Omit all images, then return the remaining material exactly as it stands.

(Stored data)
──────────────────────────────
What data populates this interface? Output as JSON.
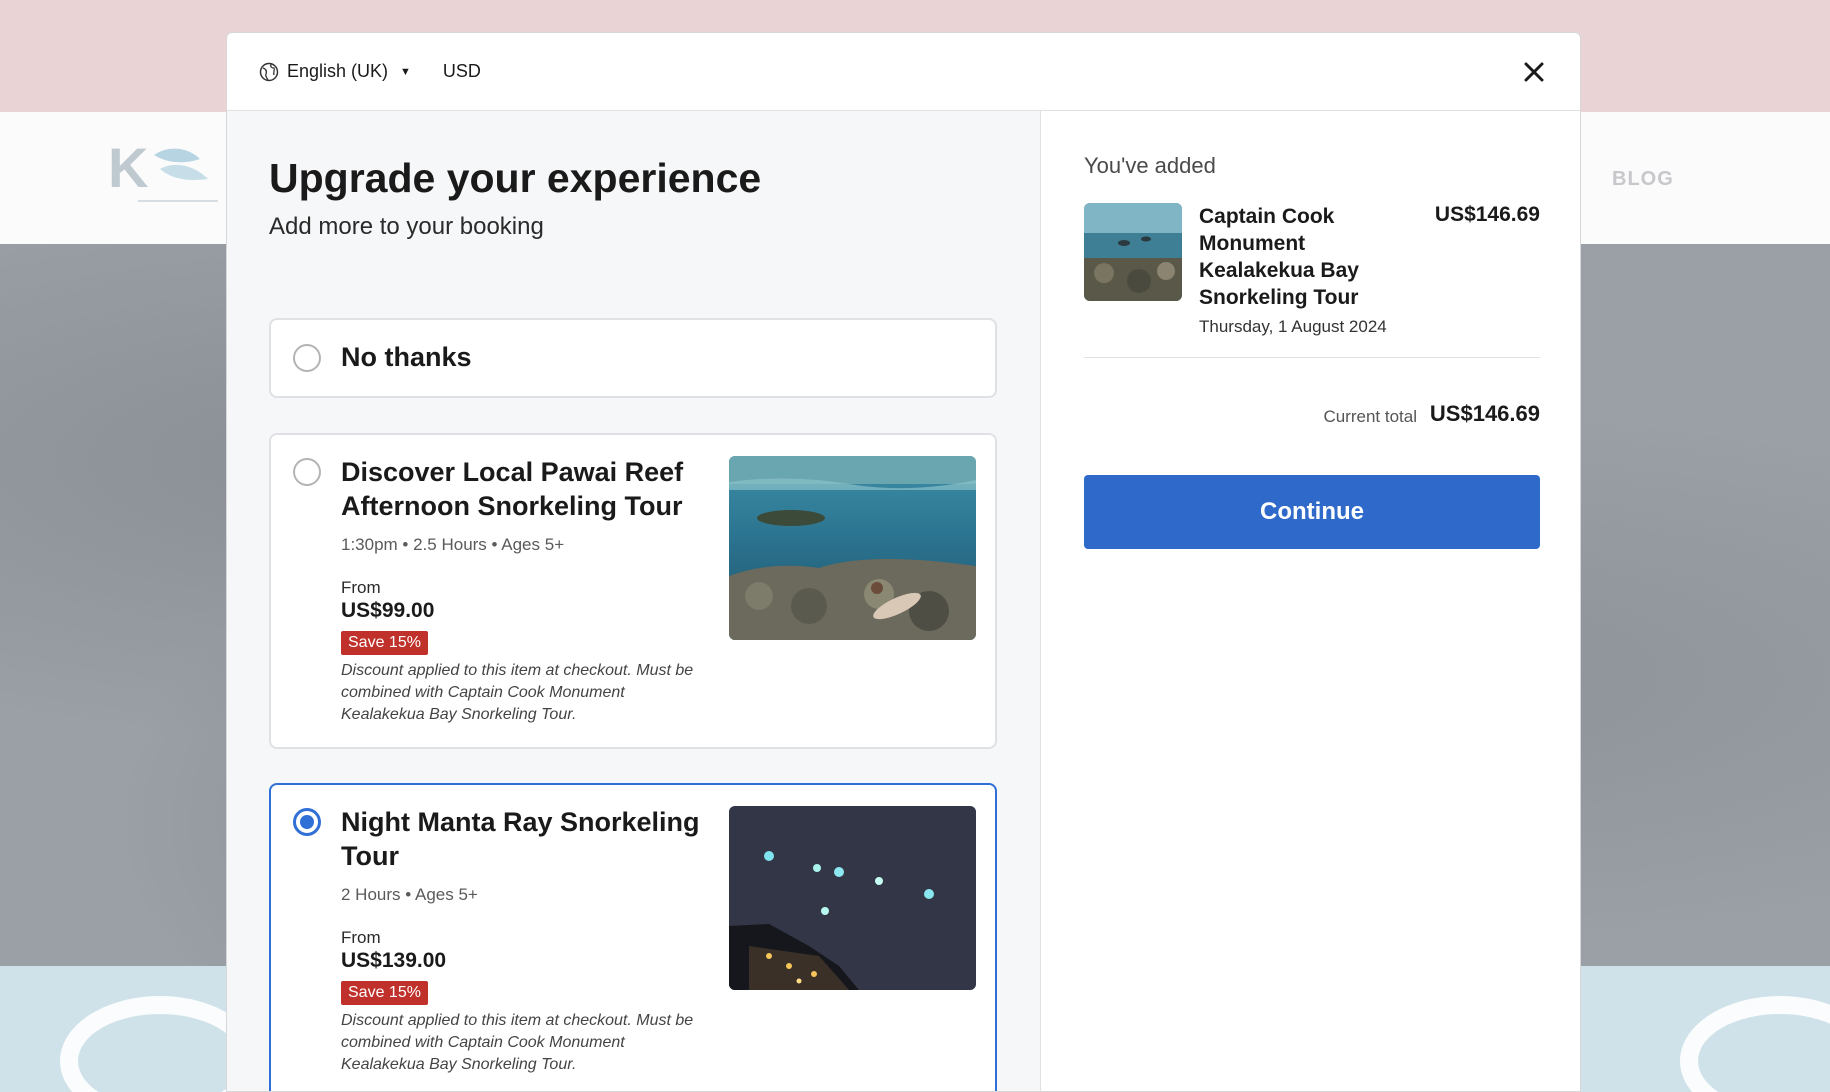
{
  "background": {
    "nav_item": "BLOG"
  },
  "header": {
    "language": "English (UK)",
    "currency": "USD"
  },
  "main": {
    "title": "Upgrade your experience",
    "subtitle": "Add more to your booking",
    "no_thanks_label": "No thanks",
    "options": [
      {
        "title": "Discover Local Pawai Reef Afternoon Snorkeling Tour",
        "meta": "1:30pm • 2.5 Hours • Ages 5+",
        "from_label": "From",
        "price": "US$99.00",
        "badge": "Save 15%",
        "note": "Discount applied to this item at checkout. Must be combined with Captain Cook Monument Kealakekua Bay Snorkeling Tour.",
        "selected": false
      },
      {
        "title": "Night Manta Ray Snorkeling Tour",
        "meta": "2 Hours • Ages 5+",
        "from_label": "From",
        "price": "US$139.00",
        "badge": "Save 15%",
        "note": "Discount applied to this item at checkout. Must be combined with Captain Cook Monument Kealakekua Bay Snorkeling Tour.",
        "selected": true
      }
    ]
  },
  "summary": {
    "added_label": "You've added",
    "item_name": "Captain Cook Monument Kealakekua Bay Snorkeling Tour",
    "item_price": "US$146.69",
    "item_date": "Thursday, 1 August 2024",
    "total_label": "Current total",
    "total_value": "US$146.69",
    "continue_label": "Continue"
  },
  "colors": {
    "accent": "#2f6fd6",
    "button": "#2f6acb",
    "badge": "#c0312b"
  }
}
──────────────────────────────
_RESULT BELOW_
What data populates this interface? Output as JSON.
{
  "background": {
    "nav_item": "BLOG"
  },
  "header": {
    "language": "English (UK)",
    "currency": "USD"
  },
  "main": {
    "title": "Upgrade your experience",
    "subtitle": "Add more to your booking",
    "no_thanks_label": "No thanks",
    "options": [
      {
        "title": "Discover Local Pawai Reef Afternoon Snorkeling Tour",
        "meta": "1:30pm • 2.5 Hours • Ages 5+",
        "from_label": "From",
        "price": "US$99.00",
        "badge": "Save 15%",
        "note": "Discount applied to this item at checkout. Must be combined with Captain Cook Monument Kealakekua Bay Snorkeling Tour.",
        "selected": false
      },
      {
        "title": "Night Manta Ray Snorkeling Tour",
        "meta": "2 Hours • Ages 5+",
        "from_label": "From",
        "price": "US$139.00",
        "badge": "Save 15%",
        "note": "Discount applied to this item at checkout. Must be combined with Captain Cook Monument Kealakekua Bay Snorkeling Tour.",
        "selected": true
      }
    ]
  },
  "summary": {
    "added_label": "You've added",
    "item_name": "Captain Cook Monument Kealakekua Bay Snorkeling Tour",
    "item_price": "US$146.69",
    "item_date": "Thursday, 1 August 2024",
    "total_label": "Current total",
    "total_value": "US$146.69",
    "continue_label": "Continue"
  },
  "colors": {
    "accent": "#2f6fd6",
    "button": "#2f6acb",
    "badge": "#c0312b"
  }
}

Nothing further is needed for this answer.